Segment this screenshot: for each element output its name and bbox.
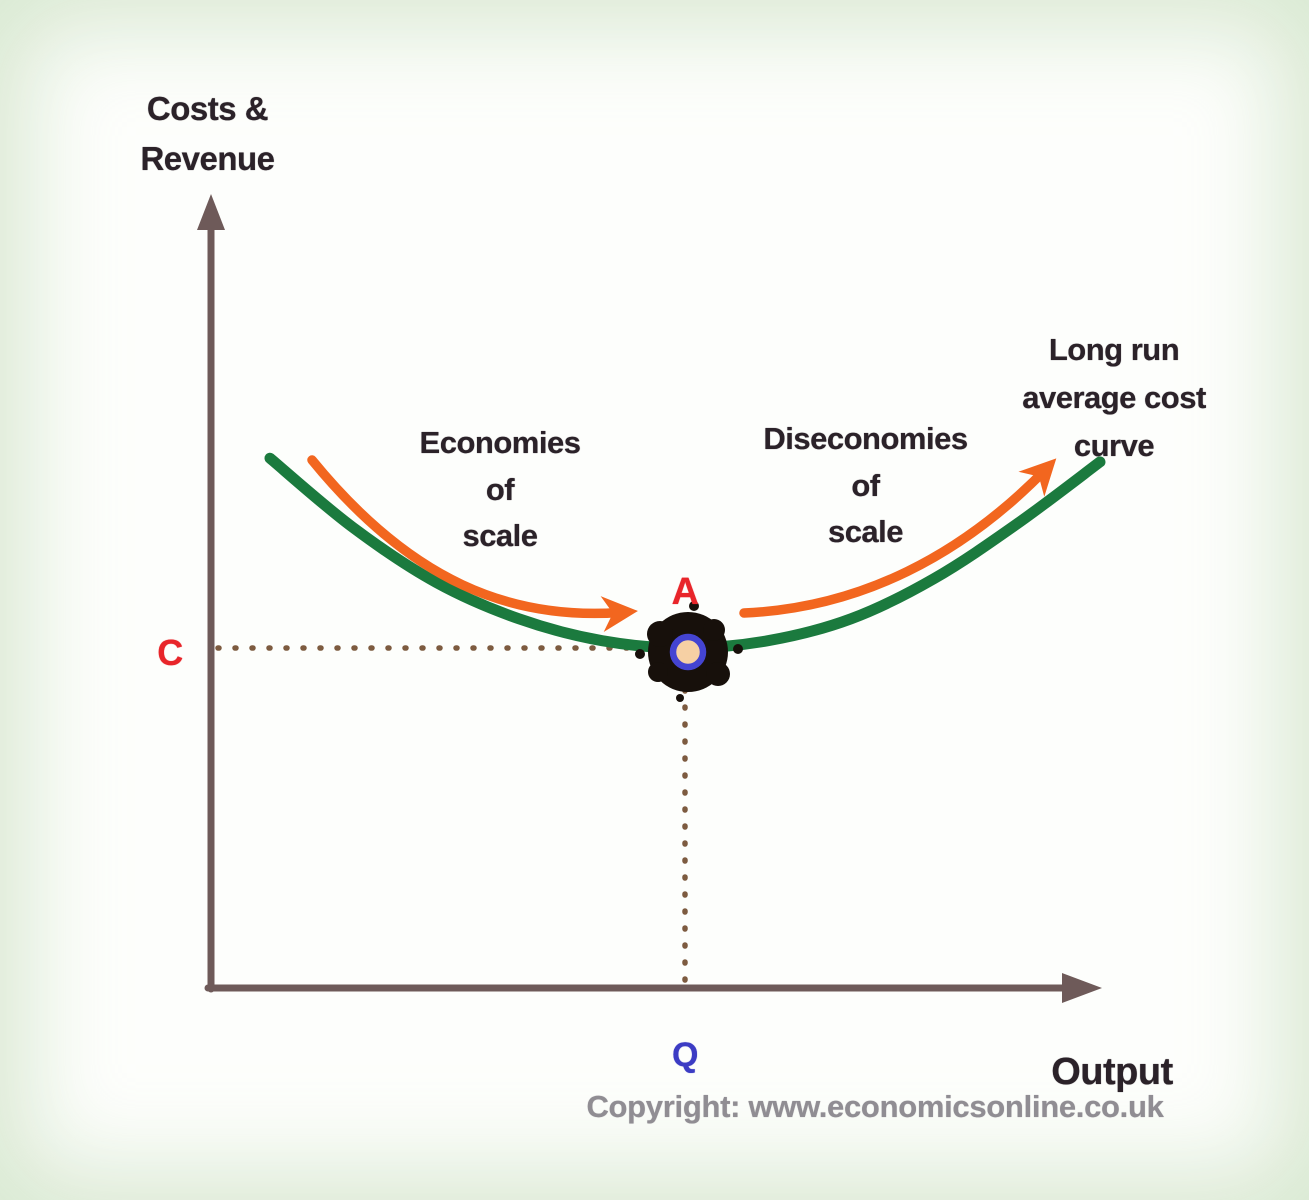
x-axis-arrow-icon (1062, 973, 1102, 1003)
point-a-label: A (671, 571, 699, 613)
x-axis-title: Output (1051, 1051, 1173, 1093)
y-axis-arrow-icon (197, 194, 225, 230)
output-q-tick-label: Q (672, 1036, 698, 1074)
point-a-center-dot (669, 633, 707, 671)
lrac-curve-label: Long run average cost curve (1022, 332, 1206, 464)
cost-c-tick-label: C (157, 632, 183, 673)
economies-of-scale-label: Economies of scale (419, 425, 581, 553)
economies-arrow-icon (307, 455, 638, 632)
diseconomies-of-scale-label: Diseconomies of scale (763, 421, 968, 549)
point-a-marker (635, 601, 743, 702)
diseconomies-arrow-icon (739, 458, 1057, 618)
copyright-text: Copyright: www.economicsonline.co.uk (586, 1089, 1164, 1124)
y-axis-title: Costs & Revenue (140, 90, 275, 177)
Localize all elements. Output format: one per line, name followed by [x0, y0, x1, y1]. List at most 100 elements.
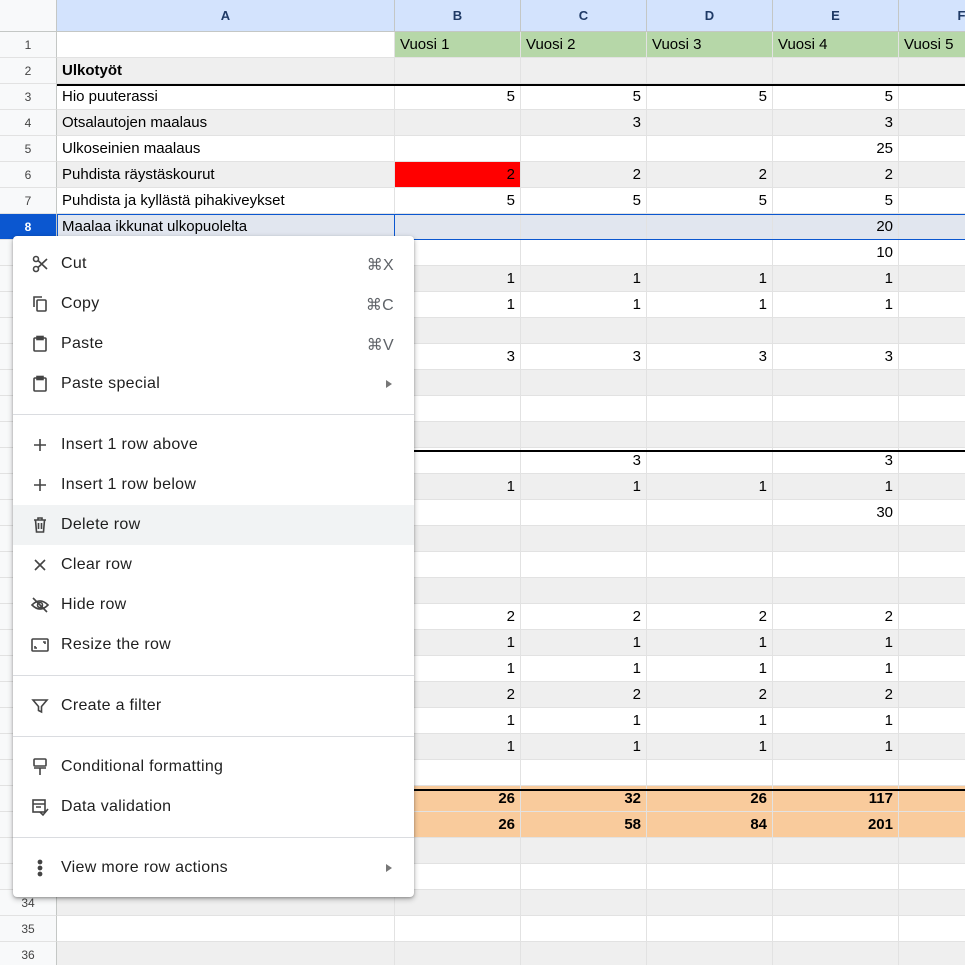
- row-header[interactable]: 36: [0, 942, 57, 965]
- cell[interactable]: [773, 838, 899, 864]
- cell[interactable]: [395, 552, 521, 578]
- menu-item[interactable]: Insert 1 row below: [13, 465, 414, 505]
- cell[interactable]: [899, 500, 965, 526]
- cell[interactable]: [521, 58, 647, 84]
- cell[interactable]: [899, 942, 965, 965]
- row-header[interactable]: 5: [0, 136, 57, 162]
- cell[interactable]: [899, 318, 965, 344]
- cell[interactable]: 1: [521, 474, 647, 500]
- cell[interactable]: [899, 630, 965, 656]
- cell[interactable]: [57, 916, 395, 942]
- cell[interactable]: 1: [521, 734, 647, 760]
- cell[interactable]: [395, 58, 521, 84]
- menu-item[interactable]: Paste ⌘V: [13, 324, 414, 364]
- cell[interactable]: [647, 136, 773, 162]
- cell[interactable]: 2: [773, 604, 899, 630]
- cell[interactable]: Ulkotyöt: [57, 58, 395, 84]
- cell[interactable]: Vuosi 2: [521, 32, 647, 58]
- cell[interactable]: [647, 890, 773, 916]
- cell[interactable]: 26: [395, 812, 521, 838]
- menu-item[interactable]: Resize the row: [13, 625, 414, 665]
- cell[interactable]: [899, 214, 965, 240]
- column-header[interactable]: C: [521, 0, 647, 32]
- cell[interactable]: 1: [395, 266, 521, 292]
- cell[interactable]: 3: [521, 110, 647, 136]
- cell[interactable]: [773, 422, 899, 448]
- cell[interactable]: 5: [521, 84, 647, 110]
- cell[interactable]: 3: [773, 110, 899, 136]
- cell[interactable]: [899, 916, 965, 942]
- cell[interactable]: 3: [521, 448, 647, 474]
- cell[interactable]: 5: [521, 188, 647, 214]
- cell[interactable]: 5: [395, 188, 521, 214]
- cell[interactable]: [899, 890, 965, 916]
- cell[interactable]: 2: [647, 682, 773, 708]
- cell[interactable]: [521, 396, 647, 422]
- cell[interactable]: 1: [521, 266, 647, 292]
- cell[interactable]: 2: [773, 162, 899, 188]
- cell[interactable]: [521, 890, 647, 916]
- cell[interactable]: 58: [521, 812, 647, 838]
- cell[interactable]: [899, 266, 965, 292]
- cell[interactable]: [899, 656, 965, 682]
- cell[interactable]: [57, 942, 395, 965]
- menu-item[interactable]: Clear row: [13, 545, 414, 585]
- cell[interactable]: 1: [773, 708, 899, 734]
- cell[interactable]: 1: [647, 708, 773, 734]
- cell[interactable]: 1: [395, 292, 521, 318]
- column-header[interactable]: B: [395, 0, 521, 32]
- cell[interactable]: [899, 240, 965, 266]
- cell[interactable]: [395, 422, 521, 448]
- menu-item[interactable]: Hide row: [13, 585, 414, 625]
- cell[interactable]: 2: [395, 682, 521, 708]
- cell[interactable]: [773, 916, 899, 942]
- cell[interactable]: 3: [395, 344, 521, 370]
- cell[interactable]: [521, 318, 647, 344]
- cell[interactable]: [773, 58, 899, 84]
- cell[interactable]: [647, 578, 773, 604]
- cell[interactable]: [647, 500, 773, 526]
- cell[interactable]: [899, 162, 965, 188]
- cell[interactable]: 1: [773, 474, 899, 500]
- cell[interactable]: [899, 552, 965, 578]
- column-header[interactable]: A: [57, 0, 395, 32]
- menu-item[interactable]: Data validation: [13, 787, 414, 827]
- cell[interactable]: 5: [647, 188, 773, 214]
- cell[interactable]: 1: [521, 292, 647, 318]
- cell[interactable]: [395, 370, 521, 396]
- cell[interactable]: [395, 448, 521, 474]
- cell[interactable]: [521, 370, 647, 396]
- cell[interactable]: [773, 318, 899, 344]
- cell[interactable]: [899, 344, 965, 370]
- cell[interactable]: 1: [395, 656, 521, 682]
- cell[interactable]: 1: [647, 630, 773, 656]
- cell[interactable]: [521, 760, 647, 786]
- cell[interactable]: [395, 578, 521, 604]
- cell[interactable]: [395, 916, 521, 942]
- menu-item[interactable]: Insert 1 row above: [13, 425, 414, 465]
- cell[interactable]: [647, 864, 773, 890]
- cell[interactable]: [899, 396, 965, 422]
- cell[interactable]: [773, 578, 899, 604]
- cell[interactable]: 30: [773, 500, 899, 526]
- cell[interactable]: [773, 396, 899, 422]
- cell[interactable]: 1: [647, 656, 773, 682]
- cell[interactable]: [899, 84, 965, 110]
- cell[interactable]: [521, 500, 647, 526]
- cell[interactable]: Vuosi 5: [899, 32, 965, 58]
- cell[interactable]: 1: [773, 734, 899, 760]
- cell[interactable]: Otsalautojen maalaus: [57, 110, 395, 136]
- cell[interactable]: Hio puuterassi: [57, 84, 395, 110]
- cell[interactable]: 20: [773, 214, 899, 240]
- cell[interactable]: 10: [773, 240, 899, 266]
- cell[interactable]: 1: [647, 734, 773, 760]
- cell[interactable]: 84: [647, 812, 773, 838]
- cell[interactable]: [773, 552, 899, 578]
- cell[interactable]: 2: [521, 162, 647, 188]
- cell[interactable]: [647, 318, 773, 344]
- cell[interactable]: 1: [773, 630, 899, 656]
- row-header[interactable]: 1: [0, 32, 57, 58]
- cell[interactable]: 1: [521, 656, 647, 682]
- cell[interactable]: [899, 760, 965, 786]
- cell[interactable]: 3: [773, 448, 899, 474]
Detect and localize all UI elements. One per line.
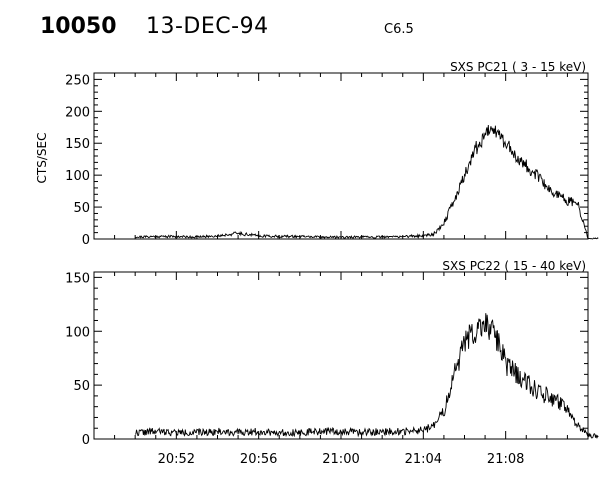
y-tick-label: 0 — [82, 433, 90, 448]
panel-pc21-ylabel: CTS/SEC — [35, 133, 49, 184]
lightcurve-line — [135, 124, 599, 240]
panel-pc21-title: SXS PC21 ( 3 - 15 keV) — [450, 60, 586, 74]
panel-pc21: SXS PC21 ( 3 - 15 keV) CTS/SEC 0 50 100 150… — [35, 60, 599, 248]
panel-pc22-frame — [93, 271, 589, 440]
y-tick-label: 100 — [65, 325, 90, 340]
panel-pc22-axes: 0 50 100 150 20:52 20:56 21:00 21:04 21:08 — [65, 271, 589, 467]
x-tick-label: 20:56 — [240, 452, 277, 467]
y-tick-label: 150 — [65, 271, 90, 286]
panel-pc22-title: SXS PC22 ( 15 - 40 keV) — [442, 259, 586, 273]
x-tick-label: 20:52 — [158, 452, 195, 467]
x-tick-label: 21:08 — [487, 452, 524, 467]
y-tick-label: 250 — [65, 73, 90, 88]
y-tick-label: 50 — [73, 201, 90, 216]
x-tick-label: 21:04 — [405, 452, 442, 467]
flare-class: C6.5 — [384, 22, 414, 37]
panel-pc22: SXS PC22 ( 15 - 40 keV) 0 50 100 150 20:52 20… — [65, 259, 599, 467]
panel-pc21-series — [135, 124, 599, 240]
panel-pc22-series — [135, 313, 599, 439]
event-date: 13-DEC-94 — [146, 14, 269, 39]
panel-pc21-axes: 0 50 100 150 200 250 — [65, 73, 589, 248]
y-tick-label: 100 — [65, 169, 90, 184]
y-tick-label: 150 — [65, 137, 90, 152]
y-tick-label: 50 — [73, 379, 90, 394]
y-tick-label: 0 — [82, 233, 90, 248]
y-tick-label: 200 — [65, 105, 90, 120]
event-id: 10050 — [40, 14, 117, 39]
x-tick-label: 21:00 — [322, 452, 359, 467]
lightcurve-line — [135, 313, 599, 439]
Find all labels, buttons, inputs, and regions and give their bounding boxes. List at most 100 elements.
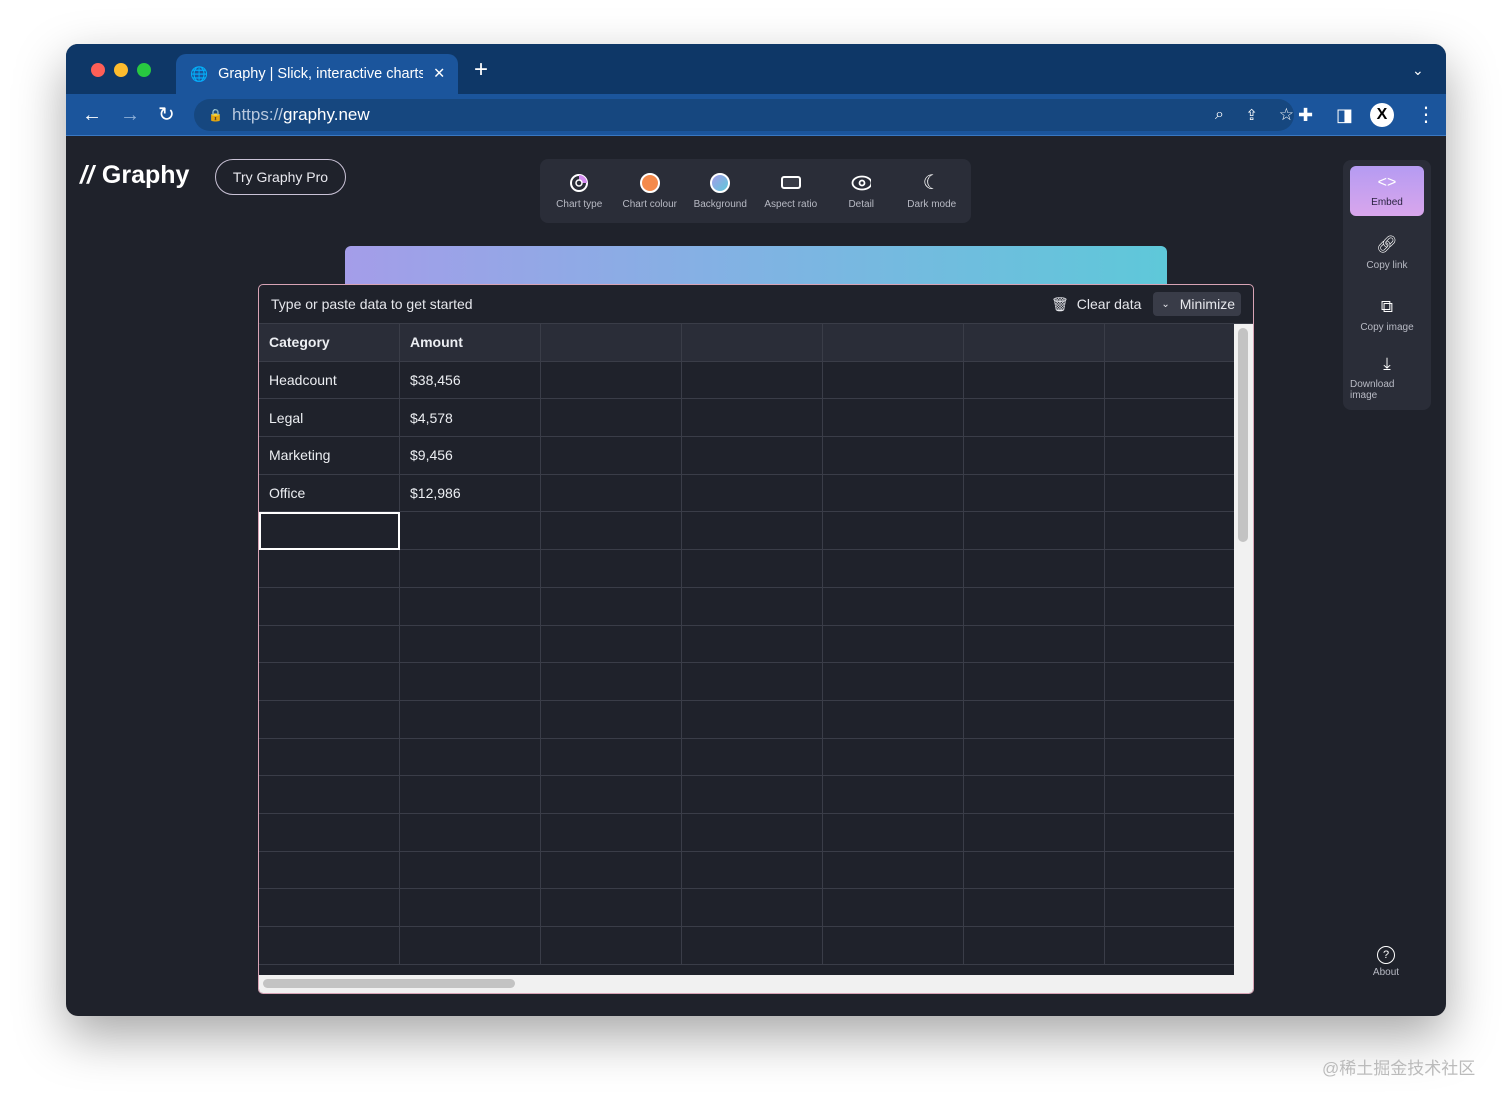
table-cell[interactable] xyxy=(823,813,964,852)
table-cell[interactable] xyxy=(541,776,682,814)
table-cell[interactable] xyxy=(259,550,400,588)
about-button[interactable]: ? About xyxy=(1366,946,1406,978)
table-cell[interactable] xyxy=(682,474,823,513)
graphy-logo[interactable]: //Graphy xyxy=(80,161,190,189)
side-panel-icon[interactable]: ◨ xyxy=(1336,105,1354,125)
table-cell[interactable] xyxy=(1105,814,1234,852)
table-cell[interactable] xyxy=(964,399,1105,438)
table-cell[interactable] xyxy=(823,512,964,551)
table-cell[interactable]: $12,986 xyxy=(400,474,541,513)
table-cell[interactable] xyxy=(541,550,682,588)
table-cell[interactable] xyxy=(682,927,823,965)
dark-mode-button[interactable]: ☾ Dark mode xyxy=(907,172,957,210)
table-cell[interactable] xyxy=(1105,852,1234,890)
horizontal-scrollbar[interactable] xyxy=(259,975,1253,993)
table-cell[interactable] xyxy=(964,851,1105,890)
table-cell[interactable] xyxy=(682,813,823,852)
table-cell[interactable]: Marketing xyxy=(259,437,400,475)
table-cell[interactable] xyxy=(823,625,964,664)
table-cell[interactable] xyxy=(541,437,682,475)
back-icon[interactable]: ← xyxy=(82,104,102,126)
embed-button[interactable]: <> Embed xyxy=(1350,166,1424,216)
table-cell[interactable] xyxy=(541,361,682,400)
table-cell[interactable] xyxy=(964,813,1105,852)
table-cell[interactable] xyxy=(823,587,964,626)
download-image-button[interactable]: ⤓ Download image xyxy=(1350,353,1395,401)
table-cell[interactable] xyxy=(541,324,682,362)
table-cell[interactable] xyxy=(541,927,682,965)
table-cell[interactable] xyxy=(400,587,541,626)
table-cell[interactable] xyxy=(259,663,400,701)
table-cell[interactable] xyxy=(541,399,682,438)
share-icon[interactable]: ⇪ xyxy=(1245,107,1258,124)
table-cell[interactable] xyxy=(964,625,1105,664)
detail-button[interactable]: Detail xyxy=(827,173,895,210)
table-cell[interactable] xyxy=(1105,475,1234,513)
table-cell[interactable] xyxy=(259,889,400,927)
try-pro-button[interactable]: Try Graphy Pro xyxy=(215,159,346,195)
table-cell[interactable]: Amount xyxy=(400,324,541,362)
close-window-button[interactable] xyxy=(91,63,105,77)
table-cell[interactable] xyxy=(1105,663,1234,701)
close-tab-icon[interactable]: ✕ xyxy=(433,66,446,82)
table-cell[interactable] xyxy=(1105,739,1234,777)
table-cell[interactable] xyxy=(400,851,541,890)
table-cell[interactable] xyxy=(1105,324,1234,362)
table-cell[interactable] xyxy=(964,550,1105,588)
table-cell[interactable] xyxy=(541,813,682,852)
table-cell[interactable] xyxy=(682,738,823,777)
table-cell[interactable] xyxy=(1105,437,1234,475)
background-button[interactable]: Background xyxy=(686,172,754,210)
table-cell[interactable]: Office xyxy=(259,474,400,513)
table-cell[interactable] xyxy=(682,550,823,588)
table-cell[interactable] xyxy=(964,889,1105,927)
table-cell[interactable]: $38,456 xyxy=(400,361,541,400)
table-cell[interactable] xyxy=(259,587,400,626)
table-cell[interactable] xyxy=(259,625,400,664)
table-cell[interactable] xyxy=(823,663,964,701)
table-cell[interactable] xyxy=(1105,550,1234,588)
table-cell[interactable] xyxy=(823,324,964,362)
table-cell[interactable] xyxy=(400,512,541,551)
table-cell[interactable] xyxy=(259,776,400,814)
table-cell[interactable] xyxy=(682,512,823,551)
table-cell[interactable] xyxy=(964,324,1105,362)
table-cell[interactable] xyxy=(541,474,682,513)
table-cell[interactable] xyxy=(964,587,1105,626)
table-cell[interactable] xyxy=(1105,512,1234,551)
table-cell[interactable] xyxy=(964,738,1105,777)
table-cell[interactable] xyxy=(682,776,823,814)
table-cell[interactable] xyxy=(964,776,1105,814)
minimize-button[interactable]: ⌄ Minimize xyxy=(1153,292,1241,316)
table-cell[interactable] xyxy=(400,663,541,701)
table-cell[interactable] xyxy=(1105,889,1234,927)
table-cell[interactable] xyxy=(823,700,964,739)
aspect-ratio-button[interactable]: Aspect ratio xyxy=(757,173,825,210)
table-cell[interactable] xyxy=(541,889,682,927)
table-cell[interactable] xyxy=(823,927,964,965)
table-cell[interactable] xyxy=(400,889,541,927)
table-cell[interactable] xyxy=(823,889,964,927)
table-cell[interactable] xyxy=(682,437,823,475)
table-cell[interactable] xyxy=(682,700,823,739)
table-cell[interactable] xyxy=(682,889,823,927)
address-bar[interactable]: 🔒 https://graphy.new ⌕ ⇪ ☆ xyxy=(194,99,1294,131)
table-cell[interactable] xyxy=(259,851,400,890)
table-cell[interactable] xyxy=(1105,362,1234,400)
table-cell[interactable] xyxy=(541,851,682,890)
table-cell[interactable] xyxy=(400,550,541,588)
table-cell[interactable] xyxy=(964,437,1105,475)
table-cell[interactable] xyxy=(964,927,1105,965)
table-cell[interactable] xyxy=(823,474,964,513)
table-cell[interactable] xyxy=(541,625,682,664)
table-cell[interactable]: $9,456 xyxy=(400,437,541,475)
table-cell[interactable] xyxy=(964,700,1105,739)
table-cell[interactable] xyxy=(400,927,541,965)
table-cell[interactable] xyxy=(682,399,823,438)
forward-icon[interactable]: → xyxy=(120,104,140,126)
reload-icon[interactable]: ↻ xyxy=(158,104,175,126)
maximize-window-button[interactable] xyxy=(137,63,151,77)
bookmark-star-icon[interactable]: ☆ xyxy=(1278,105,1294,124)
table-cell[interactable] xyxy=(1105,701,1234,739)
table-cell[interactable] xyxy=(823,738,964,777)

——————————

_TASK GOAL_:
Switch "Marketing" to "Sales" in the lines starting with the line that contains "table-cell[interactable] xyxy=(823,813,964,852)" and going on through the line that contains "back-icon[interactable]: ← xyxy=(82,104,102,126)". Give only those lines again, with nothing else changed.

_OUTPUT FOR THIS TASK_:
table-cell[interactable] xyxy=(823,813,964,852)
table-cell[interactable] xyxy=(541,776,682,814)
table-cell[interactable] xyxy=(259,550,400,588)
about-button[interactable]: ? About xyxy=(1366,946,1406,978)
table-cell[interactable] xyxy=(682,474,823,513)
graphy-logo[interactable]: //Graphy xyxy=(80,161,190,189)
side-panel-icon[interactable]: ◨ xyxy=(1336,105,1354,125)
table-cell[interactable] xyxy=(1105,814,1234,852)
table-cell[interactable] xyxy=(964,399,1105,438)
table-cell[interactable] xyxy=(823,512,964,551)
table-cell[interactable]: $12,986 xyxy=(400,474,541,513)
table-cell[interactable] xyxy=(541,550,682,588)
table-cell[interactable] xyxy=(682,927,823,965)
dark-mode-button[interactable]: ☾ Dark mode xyxy=(907,172,957,210)
table-cell[interactable] xyxy=(1105,852,1234,890)
horizontal-scrollbar[interactable] xyxy=(259,975,1253,993)
table-cell[interactable] xyxy=(964,851,1105,890)
table-cell[interactable] xyxy=(682,813,823,852)
table-cell[interactable]: Sales xyxy=(259,437,400,475)
table-cell[interactable] xyxy=(823,625,964,664)
table-cell[interactable] xyxy=(541,437,682,475)
back-icon[interactable]: ← xyxy=(82,104,102,126)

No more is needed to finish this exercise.